What the task requires
Comb the records below for the string "Луганской" and copy each line where it turns up.

Saved entries
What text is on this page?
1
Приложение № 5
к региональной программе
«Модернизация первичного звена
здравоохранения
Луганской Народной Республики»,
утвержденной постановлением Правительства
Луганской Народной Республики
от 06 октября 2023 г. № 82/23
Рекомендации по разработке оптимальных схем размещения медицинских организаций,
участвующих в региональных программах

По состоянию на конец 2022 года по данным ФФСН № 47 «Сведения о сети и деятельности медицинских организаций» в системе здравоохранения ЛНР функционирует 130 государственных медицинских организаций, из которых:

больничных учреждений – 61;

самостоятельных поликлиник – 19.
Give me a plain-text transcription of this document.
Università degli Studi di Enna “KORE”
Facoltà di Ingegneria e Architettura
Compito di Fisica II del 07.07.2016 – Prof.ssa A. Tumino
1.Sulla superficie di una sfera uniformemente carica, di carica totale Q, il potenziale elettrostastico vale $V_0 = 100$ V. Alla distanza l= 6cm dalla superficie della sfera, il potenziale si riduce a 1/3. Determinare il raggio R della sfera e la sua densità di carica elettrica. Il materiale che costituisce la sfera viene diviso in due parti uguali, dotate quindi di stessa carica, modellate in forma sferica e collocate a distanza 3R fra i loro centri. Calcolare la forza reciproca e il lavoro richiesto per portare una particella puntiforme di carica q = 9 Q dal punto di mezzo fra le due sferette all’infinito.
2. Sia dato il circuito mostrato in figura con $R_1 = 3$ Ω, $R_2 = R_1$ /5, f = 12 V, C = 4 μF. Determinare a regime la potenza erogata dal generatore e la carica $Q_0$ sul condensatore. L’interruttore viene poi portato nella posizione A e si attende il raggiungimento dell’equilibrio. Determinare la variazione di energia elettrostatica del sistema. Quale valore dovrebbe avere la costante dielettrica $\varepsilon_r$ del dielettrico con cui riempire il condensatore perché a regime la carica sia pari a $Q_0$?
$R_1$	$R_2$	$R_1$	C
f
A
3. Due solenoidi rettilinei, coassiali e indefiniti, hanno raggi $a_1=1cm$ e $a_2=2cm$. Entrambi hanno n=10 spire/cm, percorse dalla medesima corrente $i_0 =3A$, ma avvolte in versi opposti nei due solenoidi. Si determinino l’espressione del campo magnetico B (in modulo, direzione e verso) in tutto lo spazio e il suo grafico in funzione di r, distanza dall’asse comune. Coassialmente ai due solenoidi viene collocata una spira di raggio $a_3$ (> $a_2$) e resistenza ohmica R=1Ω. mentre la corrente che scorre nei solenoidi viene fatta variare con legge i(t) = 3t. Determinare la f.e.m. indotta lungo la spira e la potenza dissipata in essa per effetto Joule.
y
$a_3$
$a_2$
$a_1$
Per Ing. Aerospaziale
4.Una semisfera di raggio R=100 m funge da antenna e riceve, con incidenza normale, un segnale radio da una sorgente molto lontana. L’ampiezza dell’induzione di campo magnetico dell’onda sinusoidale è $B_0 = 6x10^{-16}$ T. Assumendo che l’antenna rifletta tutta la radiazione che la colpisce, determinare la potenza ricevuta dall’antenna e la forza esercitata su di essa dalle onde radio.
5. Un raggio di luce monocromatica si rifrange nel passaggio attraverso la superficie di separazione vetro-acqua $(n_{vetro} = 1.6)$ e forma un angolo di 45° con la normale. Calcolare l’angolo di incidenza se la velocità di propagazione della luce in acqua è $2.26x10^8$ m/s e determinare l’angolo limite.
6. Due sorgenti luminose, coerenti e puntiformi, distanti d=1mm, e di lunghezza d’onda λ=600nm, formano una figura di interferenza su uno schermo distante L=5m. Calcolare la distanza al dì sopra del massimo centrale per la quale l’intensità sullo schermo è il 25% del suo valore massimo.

Task response
Луганской Народной Республики»,
Луганской Народной Республики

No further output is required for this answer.